### WHAT IS BEING ASKED
Omit the images, then output each of the records below exactly.

### GIVEN INFORMATION
=-=-=-=-=

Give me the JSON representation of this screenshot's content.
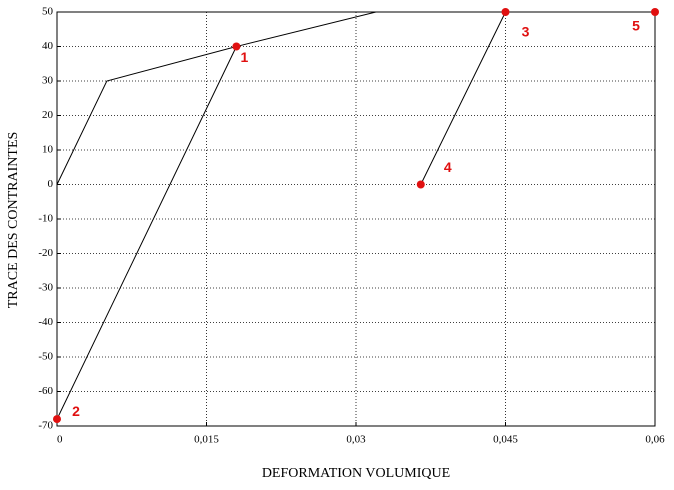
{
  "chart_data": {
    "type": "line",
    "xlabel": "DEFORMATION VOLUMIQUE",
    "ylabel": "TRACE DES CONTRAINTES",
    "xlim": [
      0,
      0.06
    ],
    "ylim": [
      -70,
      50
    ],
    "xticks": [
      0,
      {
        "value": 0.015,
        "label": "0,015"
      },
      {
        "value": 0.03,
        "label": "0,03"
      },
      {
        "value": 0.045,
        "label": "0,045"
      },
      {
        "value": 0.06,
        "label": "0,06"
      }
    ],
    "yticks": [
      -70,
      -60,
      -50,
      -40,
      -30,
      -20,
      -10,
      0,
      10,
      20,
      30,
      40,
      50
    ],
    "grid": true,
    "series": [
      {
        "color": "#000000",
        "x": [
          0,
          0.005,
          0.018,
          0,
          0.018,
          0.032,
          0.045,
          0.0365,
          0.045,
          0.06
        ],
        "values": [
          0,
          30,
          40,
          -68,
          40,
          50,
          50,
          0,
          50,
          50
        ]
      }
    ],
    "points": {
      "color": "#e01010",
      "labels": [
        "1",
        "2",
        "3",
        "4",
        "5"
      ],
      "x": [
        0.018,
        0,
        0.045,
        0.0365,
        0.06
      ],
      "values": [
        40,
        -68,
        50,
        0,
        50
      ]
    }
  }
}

=-=-=-=-=

### RESULT OF THIS EXERCISE
Give me the JSON representation of this screenshot's content.
{
  "chart_data": {
    "type": "line",
    "xlabel": "DEFORMATION VOLUMIQUE",
    "ylabel": "TRACE DES CONTRAINTES",
    "xlim": [
      0,
      0.06
    ],
    "ylim": [
      -70,
      50
    ],
    "xticks": [
      0,
      {
        "value": 0.015,
        "label": "0,015"
      },
      {
        "value": 0.03,
        "label": "0,03"
      },
      {
        "value": 0.045,
        "label": "0,045"
      },
      {
        "value": 0.06,
        "label": "0,06"
      }
    ],
    "yticks": [
      -70,
      -60,
      -50,
      -40,
      -30,
      -20,
      -10,
      0,
      10,
      20,
      30,
      40,
      50
    ],
    "grid": true,
    "series": [
      {
        "color": "#000000",
        "x": [
          0,
          0.005,
          0.018,
          0,
          0.018,
          0.032,
          0.045,
          0.0365,
          0.045,
          0.06
        ],
        "values": [
          0,
          30,
          40,
          -68,
          40,
          50,
          50,
          0,
          50,
          50
        ]
      }
    ],
    "points": {
      "color": "#e01010",
      "labels": [
        "1",
        "2",
        "3",
        "4",
        "5"
      ],
      "x": [
        0.018,
        0,
        0.045,
        0.0365,
        0.06
      ],
      "values": [
        40,
        -68,
        50,
        0,
        50
      ]
    }
  }
}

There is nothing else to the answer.